---------- Data for this exercise

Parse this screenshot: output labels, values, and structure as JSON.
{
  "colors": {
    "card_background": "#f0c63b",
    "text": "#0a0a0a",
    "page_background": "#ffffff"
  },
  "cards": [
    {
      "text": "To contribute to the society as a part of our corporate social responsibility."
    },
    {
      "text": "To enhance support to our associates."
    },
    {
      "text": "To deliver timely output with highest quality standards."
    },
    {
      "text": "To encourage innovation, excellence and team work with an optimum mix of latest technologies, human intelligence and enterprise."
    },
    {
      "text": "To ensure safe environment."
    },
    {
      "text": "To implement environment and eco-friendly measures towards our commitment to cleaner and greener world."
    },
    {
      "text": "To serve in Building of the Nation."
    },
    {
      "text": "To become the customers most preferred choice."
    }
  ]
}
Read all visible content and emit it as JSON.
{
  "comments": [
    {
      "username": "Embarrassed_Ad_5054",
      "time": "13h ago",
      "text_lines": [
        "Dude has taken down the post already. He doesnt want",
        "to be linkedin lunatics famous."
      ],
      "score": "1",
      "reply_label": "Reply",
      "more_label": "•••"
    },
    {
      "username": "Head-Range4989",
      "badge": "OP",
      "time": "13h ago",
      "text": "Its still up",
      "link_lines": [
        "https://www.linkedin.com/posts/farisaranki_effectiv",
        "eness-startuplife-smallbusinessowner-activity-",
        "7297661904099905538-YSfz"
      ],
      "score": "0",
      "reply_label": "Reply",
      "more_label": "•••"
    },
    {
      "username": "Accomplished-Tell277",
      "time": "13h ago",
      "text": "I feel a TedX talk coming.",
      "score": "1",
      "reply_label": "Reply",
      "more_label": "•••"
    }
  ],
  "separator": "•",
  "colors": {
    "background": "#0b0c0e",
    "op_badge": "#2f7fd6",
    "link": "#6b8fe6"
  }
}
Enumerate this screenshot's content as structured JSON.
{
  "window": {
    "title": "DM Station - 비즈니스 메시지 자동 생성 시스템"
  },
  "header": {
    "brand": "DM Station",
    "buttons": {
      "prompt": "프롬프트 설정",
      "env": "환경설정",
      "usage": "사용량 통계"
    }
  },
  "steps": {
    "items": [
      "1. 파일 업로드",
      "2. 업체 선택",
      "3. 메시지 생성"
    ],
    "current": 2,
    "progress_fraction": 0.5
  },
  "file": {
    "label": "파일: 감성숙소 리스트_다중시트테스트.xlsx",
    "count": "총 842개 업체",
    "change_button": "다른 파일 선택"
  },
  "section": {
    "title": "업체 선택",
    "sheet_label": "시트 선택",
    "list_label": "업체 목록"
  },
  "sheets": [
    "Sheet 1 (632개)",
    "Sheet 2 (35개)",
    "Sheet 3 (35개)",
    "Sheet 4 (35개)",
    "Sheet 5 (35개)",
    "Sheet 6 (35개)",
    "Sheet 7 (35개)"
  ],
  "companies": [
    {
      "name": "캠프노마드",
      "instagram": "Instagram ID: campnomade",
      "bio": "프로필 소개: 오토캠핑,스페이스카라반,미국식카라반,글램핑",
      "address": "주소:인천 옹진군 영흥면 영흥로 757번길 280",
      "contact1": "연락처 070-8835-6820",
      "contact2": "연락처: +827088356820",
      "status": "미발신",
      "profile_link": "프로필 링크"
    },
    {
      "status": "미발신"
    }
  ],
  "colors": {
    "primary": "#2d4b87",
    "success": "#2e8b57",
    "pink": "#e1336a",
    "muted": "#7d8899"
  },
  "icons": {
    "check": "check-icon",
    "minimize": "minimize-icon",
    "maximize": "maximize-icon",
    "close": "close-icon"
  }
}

--------------------

Work to do:
Count every line of the records that holds the string "title". Write only the total.

Exercise answer:
2